> **Problem requirements**:
Answer these questions from the text on the Bitbucket redesign below:
1. Which flag did the render wrapper check for on the requesting user?
2. What was the name of the directory meant to hold JavaScript files that could run on both the existing and the new site?
3. Which two apps have views that receive the template location in their parameters?

Along with moving the templates, we also built a small Django app for handling the two sites.
Using django-waffle, we wrote a wrapper for Django’s render_to_response function. In pseudocode, the wrapper would:

- Check if the requesting user had the ‘niptuck’ flag enabled.
- If the flag was enabled, it would then search for the template
- If found, we would render the new template.
- If not, we would reconstruct the template URL to search for the old template and render the old view.
With the render wrapper in place, we were able to convert each template without affecting the live site. We were also able to fail gracefully as we turned on the flag for ourselves.
This process enabled us to convert views without conflicting with other streams of work.
What about the CSS and JavaScript?
We moved the CSS and JavaScript in the same fashion as our HTML templates. Since we were rewriting the CSS as part of the redesign, there wasn’t much to do apart from moving the CSS and updating the script tags.
The JavaScript was a different matter though. Our JavaScript had accumulated over the years and had grown to the point where it was much like our python backend — too big to change. To resolve this, we created a ‘shared’ directory, in addition to moving our JavaScript files to an ‘old’ directory. The ‘shared’ directory would include all our JavaScript files that were able to run on both the existing and the new site. The theory was that we would try and keep the ‘shared’ directory as large as possible and only create new files if they were absolutely necessary.
In practice however, it turned out that this was not a great solution. In almost all cases, trying to maintain two different views with the same file was just too unwieldy. If done again, I would suggest copying the JavaScript to a different location, even if only minor changes are made.
Caveats and exceptions
What’s a good system without a few pitfalls and exceptions? We encountered a few minor issues when we implemented this redesign, mostly related to views and templates provided by third party apps.
Third party views
In Bitbucket, we use Django’s built-in user authentication, as well as the Social Registration app. Both of these apps have their own views that are given the location of the template in their parameters. Because of this behavior, we are not able to replace the call to the render method like we do with our custom views.
To get around this, we wrote a view wrapper that would wrap the execution of the view with our own and manipulate the provided template name.

> **Data extract**:
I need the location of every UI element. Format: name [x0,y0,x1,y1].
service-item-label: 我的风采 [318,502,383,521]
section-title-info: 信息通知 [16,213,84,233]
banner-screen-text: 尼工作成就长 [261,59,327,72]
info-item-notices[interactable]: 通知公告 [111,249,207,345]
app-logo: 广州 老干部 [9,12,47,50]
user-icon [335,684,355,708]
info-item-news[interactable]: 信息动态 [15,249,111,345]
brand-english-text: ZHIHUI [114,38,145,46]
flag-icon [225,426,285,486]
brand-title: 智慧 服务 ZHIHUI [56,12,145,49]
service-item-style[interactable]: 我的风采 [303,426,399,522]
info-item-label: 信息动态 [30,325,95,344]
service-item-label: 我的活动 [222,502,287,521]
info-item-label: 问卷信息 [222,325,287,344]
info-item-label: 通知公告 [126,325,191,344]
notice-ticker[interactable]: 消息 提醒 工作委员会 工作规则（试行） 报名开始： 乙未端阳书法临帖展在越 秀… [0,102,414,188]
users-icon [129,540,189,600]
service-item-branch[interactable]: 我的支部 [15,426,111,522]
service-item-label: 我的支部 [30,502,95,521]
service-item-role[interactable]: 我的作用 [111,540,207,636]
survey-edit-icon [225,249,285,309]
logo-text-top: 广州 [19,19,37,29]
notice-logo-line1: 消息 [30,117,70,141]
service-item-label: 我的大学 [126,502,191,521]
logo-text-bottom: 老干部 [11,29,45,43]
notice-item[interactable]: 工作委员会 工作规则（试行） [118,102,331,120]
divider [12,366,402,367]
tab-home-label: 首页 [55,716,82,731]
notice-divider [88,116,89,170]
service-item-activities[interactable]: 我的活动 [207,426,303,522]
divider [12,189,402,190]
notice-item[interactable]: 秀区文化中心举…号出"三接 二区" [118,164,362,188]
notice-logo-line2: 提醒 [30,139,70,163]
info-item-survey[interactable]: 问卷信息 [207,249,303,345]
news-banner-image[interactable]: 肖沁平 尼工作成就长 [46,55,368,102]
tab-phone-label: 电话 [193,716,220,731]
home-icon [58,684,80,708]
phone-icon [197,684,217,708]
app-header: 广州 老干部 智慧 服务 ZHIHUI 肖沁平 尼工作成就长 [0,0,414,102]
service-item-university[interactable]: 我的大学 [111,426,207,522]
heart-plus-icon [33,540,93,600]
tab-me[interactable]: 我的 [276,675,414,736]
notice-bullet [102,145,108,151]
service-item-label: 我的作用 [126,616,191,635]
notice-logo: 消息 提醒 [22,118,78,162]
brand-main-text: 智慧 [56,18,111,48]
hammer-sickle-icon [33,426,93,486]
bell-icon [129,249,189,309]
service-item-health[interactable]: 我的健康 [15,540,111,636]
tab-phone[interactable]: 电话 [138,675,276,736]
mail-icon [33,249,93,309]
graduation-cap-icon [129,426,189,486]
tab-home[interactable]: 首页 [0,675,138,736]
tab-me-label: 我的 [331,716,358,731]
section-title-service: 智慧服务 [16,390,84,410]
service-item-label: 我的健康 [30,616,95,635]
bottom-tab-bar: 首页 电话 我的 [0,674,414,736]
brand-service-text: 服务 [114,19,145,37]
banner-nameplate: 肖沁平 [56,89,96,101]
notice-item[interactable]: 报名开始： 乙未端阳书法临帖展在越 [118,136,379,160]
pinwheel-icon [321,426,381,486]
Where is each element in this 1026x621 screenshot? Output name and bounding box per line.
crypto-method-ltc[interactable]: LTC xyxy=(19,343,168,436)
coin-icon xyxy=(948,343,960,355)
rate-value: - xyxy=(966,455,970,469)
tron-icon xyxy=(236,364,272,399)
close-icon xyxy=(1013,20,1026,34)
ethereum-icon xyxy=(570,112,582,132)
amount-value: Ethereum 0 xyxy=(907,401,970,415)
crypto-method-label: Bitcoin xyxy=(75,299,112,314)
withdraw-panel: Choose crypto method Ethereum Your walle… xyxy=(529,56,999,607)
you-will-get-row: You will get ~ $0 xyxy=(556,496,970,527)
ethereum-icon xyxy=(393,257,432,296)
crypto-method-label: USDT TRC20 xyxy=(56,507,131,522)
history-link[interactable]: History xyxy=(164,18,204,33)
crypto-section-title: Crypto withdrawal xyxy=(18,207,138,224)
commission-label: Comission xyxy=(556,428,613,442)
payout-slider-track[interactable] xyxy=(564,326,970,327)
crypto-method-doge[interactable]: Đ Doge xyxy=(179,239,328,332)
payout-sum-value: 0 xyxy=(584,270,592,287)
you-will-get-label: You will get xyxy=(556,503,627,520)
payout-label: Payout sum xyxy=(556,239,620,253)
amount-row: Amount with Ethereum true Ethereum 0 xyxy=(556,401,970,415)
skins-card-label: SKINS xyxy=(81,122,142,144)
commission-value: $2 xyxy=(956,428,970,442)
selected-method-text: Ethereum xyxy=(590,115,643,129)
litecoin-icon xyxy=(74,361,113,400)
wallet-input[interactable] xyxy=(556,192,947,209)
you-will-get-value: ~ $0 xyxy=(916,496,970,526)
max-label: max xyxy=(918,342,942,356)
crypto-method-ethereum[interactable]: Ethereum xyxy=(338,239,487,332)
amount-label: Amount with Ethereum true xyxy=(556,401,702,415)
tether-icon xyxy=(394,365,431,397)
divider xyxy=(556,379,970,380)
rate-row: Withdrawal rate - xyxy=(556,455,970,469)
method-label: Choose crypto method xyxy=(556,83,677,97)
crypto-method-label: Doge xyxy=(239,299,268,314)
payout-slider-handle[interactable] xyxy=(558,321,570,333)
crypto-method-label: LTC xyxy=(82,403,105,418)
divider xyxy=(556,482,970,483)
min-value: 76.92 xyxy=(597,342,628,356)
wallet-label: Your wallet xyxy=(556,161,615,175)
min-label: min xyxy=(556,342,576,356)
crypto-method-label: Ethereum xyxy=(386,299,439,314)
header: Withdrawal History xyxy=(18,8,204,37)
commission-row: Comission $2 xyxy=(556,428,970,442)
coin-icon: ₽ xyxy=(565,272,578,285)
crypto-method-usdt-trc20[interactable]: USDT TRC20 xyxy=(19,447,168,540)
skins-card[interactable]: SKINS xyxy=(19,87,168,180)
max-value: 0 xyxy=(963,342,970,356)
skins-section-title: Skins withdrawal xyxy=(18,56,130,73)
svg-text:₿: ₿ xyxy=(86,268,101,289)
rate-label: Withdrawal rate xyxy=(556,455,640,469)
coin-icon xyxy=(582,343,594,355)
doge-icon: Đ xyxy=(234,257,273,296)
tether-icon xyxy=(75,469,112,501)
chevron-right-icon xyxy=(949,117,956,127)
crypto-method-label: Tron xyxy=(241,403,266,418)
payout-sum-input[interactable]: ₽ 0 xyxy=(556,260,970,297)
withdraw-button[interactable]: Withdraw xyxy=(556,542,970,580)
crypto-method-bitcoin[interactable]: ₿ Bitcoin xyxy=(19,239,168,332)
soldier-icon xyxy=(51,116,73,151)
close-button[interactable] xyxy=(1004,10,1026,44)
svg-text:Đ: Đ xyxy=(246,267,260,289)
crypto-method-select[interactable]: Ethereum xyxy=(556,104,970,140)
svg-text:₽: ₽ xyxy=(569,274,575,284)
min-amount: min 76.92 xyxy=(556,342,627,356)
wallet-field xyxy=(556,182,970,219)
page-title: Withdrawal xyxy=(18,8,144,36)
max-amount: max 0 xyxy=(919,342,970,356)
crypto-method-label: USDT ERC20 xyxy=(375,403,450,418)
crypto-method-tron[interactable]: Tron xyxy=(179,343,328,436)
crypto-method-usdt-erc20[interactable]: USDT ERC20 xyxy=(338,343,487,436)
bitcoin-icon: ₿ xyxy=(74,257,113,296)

> **Answer to this exercise**:
1. The 'niptuck' flag.
2. The 'shared' directory.
3. Django's built-in user authentication and the Social Registration app.